→ **WHAT THE TASK ASKS**
Give every line from the entries that contains "Type".

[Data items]
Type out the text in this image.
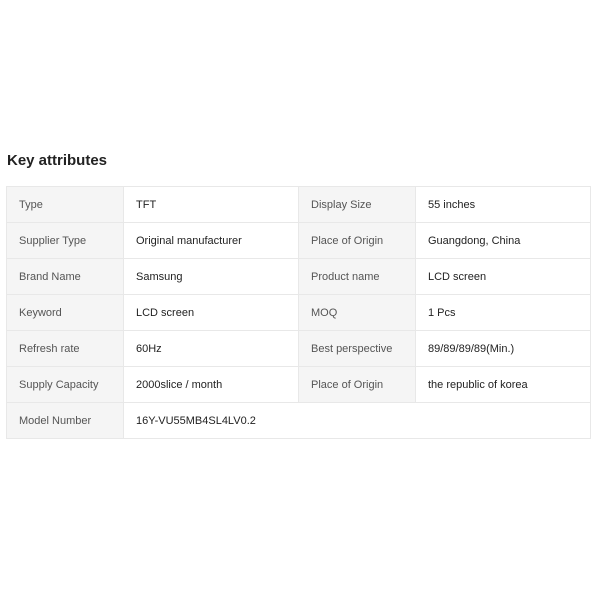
Key attributes
Type	TFT	Display Size	55 inches
Supplier Type	Original manufacturer	Place of Origin	Guangdong, China
Brand Name	Samsung	Product name	LCD screen
Keyword	LCD screen	MOQ	1 Pcs
Refresh rate	60Hz	Best perspective	89/89/89/89(Min.)
Supply Capacity	2000slice / month	Place of Origin	the republic of korea
Model Number	16Y-VU55MB4SL4LV0.2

→ **TASK RESULT**
Type out the text in this image.
Type	TFT	Display Size	55 inches
Supplier Type	Original manufacturer	Place of Origin	Guangdong, China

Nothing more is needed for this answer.